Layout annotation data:

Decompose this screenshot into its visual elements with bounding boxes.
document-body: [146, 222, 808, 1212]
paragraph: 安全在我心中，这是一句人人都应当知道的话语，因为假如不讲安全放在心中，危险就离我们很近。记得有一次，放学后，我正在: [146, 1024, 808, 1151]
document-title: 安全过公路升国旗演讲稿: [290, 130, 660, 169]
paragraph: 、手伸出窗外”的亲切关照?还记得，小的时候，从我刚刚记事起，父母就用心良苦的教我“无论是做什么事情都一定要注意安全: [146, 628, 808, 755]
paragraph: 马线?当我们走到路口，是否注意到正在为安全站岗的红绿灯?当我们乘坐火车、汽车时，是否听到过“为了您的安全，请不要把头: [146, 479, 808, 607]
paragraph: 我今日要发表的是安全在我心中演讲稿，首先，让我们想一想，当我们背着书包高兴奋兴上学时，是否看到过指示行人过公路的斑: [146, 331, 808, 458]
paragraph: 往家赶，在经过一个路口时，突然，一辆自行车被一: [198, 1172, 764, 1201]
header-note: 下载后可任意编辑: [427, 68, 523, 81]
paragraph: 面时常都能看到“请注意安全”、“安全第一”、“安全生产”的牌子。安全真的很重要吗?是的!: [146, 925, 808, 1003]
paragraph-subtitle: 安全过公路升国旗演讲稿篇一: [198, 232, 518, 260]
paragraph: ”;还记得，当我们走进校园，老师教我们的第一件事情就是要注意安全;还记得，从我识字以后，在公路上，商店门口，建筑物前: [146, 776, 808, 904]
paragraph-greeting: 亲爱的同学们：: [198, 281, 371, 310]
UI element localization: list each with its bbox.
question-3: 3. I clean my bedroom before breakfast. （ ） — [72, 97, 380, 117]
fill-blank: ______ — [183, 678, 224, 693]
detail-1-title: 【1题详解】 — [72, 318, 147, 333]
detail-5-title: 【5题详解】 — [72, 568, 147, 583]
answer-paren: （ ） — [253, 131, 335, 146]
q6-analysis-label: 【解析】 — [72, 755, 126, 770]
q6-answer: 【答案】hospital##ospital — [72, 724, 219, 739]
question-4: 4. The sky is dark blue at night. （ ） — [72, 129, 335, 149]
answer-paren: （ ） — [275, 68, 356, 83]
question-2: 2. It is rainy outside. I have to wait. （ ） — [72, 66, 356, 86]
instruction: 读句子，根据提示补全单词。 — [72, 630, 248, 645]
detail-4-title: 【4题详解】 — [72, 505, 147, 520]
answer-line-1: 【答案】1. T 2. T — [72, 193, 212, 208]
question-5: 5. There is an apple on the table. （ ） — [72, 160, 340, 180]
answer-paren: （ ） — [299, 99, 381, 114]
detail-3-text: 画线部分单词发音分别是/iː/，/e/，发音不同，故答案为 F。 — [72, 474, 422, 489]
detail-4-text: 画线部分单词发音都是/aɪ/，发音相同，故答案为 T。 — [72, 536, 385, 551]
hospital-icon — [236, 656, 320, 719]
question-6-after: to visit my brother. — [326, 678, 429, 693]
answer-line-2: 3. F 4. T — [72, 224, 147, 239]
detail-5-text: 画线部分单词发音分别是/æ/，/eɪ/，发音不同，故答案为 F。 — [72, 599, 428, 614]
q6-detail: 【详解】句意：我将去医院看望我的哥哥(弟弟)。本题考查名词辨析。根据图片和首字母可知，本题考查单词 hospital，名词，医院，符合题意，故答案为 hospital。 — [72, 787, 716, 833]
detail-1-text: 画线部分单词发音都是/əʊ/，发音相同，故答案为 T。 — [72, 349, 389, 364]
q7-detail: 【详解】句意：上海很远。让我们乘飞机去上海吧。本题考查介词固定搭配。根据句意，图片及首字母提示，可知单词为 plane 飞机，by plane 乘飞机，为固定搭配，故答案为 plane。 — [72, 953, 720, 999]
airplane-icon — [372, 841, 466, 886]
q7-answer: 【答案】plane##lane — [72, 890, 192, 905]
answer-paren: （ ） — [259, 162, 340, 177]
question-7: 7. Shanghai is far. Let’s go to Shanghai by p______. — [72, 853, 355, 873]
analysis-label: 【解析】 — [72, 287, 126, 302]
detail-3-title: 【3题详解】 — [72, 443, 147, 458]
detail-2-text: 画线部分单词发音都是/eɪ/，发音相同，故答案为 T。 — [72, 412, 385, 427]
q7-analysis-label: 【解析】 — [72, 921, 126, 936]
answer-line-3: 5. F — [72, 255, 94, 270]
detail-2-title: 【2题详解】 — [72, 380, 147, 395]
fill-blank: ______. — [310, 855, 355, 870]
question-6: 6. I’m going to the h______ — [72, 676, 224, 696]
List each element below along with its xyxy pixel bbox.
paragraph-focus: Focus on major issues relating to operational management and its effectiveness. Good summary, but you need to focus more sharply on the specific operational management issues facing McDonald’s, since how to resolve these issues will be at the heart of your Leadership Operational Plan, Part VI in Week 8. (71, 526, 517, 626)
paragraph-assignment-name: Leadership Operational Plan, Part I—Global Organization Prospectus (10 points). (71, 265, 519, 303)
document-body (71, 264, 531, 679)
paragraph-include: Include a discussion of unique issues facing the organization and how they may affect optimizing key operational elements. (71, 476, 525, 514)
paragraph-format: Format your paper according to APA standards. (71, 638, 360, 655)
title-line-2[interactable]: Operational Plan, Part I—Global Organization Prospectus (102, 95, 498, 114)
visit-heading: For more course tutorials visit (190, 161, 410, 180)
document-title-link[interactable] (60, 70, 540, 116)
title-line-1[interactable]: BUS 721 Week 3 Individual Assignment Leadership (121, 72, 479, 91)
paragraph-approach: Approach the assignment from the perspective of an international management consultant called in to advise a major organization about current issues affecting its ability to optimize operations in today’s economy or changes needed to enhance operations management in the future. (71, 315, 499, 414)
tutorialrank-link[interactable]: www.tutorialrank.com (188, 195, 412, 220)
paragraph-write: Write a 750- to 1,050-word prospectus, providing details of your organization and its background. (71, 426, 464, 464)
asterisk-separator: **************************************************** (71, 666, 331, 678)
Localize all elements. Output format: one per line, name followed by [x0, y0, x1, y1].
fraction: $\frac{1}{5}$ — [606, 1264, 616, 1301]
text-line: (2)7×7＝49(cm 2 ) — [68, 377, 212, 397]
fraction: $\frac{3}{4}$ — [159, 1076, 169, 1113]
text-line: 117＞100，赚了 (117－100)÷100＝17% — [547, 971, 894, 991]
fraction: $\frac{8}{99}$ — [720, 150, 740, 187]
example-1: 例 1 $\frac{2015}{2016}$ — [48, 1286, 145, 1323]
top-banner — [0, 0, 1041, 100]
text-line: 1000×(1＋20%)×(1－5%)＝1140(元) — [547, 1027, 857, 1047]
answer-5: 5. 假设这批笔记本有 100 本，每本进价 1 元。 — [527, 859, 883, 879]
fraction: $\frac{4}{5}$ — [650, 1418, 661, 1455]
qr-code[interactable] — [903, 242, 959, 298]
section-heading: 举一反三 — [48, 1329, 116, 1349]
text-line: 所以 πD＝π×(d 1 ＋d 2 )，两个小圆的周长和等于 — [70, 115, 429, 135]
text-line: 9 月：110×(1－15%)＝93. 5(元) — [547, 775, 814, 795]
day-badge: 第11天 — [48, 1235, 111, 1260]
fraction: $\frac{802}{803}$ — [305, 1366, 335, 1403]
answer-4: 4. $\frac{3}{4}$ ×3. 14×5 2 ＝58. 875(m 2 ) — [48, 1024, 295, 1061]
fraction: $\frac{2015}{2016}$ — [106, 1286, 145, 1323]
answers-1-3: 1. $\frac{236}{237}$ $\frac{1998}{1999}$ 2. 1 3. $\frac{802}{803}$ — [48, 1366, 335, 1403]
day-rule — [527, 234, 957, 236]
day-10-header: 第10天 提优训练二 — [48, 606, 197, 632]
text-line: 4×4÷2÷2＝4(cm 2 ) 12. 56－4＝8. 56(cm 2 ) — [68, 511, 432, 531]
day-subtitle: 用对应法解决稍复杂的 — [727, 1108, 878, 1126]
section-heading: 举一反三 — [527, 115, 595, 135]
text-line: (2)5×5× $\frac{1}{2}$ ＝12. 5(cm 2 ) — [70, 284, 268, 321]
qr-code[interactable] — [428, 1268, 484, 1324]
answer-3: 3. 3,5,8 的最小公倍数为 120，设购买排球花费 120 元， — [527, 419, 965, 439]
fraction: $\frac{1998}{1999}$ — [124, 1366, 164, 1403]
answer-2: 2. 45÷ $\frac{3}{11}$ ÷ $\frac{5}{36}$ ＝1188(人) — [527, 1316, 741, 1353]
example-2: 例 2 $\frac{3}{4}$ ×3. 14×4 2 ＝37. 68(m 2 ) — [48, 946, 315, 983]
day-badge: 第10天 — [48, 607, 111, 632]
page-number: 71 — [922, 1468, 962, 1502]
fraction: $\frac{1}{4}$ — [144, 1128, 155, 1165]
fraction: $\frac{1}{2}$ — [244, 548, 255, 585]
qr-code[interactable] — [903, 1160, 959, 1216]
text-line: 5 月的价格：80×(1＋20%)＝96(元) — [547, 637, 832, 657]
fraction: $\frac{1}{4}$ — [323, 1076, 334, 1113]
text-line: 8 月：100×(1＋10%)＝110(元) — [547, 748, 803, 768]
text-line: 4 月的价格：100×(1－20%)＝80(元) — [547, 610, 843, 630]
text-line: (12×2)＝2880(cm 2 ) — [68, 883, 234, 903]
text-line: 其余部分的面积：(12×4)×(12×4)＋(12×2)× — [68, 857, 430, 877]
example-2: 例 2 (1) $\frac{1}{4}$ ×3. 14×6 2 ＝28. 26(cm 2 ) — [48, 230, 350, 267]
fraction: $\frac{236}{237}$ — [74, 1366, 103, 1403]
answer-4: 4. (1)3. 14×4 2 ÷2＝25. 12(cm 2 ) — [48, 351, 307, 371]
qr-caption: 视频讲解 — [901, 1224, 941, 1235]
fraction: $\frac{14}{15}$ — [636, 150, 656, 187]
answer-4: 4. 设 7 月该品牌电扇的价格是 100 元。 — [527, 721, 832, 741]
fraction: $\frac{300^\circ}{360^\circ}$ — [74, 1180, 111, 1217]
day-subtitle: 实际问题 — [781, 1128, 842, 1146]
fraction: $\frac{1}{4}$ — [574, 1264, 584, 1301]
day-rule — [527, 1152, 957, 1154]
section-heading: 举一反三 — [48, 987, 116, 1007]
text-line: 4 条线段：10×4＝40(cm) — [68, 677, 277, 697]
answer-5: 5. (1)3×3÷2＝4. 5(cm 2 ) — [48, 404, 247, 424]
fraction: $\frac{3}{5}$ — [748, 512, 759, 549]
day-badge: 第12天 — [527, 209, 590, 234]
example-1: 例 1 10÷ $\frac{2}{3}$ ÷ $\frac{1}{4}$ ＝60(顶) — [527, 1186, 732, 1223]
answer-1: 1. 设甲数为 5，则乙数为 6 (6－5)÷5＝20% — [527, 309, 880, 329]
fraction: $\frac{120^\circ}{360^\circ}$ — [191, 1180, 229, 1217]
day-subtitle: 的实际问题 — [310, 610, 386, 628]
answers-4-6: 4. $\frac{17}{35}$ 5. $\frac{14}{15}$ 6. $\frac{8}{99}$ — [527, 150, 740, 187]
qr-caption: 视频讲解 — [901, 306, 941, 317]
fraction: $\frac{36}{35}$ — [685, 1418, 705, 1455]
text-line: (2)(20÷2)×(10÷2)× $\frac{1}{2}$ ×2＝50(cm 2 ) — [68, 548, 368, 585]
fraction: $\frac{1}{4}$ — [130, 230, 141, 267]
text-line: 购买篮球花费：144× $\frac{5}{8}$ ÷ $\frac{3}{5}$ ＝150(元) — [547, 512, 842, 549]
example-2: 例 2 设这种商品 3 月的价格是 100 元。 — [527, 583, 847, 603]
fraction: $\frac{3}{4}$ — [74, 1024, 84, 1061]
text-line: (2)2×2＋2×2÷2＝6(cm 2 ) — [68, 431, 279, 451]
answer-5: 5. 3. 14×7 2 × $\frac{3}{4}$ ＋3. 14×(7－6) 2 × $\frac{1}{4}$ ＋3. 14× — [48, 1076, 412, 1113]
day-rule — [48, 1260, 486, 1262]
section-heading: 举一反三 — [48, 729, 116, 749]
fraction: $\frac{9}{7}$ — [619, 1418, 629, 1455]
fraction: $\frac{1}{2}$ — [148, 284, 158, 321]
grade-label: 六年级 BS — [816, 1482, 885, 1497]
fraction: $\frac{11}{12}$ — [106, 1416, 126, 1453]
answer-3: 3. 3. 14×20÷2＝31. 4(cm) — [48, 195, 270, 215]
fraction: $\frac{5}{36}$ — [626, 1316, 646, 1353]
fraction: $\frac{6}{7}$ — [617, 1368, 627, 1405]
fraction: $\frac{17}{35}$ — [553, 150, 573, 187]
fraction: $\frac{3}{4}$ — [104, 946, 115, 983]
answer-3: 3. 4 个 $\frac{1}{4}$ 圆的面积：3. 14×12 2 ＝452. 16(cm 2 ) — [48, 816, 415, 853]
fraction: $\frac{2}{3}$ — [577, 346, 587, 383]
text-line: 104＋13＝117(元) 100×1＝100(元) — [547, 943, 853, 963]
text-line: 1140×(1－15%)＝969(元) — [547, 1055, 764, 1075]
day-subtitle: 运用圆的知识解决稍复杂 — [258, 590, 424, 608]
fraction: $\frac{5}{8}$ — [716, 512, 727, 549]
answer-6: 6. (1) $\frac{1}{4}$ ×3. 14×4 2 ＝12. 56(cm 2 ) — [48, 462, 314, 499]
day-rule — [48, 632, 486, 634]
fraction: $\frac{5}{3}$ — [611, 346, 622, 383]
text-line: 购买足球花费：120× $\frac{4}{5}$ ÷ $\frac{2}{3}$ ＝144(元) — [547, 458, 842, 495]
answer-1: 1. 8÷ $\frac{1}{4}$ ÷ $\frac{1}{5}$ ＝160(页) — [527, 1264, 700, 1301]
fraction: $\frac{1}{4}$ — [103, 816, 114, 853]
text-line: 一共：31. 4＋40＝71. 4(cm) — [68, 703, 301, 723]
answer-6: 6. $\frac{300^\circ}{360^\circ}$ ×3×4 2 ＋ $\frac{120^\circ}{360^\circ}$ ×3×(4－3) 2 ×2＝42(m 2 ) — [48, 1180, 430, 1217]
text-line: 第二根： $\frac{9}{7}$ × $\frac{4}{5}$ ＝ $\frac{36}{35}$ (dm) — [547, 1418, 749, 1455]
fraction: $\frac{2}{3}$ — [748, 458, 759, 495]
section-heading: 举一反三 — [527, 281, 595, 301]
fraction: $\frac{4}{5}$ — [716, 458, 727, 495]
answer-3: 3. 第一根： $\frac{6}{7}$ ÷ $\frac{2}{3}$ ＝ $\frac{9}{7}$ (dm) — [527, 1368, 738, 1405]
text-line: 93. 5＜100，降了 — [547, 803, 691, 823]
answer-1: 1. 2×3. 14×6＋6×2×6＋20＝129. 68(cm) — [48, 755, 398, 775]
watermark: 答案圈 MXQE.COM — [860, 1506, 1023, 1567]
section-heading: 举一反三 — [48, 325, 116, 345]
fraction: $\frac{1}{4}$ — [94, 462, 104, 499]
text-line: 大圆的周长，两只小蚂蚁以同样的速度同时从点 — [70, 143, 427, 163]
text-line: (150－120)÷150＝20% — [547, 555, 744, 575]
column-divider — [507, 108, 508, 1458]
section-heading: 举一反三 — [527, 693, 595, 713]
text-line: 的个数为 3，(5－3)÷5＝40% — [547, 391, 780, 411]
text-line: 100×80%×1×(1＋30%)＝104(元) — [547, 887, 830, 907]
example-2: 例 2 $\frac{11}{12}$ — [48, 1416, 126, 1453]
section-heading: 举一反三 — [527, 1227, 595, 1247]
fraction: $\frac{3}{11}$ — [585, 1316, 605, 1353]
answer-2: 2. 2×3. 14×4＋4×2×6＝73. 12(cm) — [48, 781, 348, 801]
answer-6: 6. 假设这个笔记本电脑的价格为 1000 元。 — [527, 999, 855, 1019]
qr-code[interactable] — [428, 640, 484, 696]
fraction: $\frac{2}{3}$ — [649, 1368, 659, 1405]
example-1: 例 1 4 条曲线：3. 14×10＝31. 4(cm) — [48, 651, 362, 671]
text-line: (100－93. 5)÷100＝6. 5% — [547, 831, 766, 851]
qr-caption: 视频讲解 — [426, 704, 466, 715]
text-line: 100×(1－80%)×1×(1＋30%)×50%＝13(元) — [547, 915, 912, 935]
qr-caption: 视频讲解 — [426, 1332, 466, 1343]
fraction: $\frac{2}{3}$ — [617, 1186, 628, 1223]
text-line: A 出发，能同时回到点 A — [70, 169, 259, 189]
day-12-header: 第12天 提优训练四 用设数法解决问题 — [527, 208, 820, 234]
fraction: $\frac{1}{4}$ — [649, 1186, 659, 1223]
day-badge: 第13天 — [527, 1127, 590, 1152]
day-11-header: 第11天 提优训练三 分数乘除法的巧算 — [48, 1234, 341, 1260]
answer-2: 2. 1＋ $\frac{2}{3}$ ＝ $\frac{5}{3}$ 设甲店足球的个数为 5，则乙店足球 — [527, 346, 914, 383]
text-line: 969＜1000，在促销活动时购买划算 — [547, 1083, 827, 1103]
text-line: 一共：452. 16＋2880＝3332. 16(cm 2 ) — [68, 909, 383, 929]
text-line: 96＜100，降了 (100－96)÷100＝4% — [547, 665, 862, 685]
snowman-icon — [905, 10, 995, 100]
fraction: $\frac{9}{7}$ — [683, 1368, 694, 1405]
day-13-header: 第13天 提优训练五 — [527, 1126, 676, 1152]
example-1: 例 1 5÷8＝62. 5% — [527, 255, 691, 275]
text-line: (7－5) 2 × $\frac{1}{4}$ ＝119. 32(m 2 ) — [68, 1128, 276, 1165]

### Instructions to follow
In the data from the start up to and including the line with "hospital-icon — [236, 656, 320, 719]", change "answer-paren" to "answer-bracket" and give those lines back with nothing else altered.

### In response
Decompose this screenshot into its visual elements with bounding boxes.
document-body: [146, 222, 808, 1212]
paragraph: 安全在我心中，这是一句人人都应当知道的话语，因为假如不讲安全放在心中，危险就离我们很近。记得有一次，放学后，我正在: [146, 1024, 808, 1151]
document-title: 安全过公路升国旗演讲稿: [290, 130, 660, 169]
paragraph: 、手伸出窗外”的亲切关照?还记得，小的时候，从我刚刚记事起，父母就用心良苦的教我“无论是做什么事情都一定要注意安全: [146, 628, 808, 755]
paragraph: 马线?当我们走到路口，是否注意到正在为安全站岗的红绿灯?当我们乘坐火车、汽车时，是否听到过“为了您的安全，请不要把头: [146, 479, 808, 607]
paragraph: 我今日要发表的是安全在我心中演讲稿，首先，让我们想一想，当我们背着书包高兴奋兴上学时，是否看到过指示行人过公路的斑: [146, 331, 808, 458]
paragraph: 往家赶，在经过一个路口时，突然，一辆自行车被一: [198, 1172, 764, 1201]
header-note: 下载后可任意编辑: [427, 68, 523, 81]
paragraph: 面时常都能看到“请注意安全”、“安全第一”、“安全生产”的牌子。安全真的很重要吗?是的!: [146, 925, 808, 1003]
paragraph-subtitle: 安全过公路升国旗演讲稿篇一: [198, 232, 518, 260]
paragraph: ”;还记得，当我们走进校园，老师教我们的第一件事情就是要注意安全;还记得，从我识字以后，在公路上，商店门口，建筑物前: [146, 776, 808, 904]
paragraph-greeting: 亲爱的同学们：: [198, 281, 371, 310]
UI element localization: list each with its bbox.
question-3: 3. I clean my bedroom before breakfast. （ ） — [72, 97, 380, 117]
fill-blank: ______ — [183, 678, 224, 693]
detail-1-title: 【1题详解】 — [72, 318, 147, 333]
detail-5-title: 【5题详解】 — [72, 568, 147, 583]
answer-bracket: （ ） — [253, 131, 335, 146]
q6-analysis-label: 【解析】 — [72, 755, 126, 770]
q6-answer: 【答案】hospital##ospital — [72, 724, 219, 739]
question-4: 4. The sky is dark blue at night. （ ） — [72, 129, 335, 149]
answer-bracket: （ ） — [275, 68, 356, 83]
question-2: 2. It is rainy outside. I have to wait. （ ） — [72, 66, 356, 86]
instruction: 读句子，根据提示补全单词。 — [72, 630, 248, 645]
detail-4-title: 【4题详解】 — [72, 505, 147, 520]
answer-line-1: 【答案】1. T 2. T — [72, 193, 212, 208]
question-5: 5. There is an apple on the table. （ ） — [72, 160, 340, 180]
answer-bracket: （ ） — [299, 99, 381, 114]
detail-3-text: 画线部分单词发音分别是/iː/，/e/，发音不同，故答案为 F。 — [72, 474, 422, 489]
detail-4-text: 画线部分单词发音都是/aɪ/，发音相同，故答案为 T。 — [72, 536, 385, 551]
hospital-icon — [236, 656, 320, 719]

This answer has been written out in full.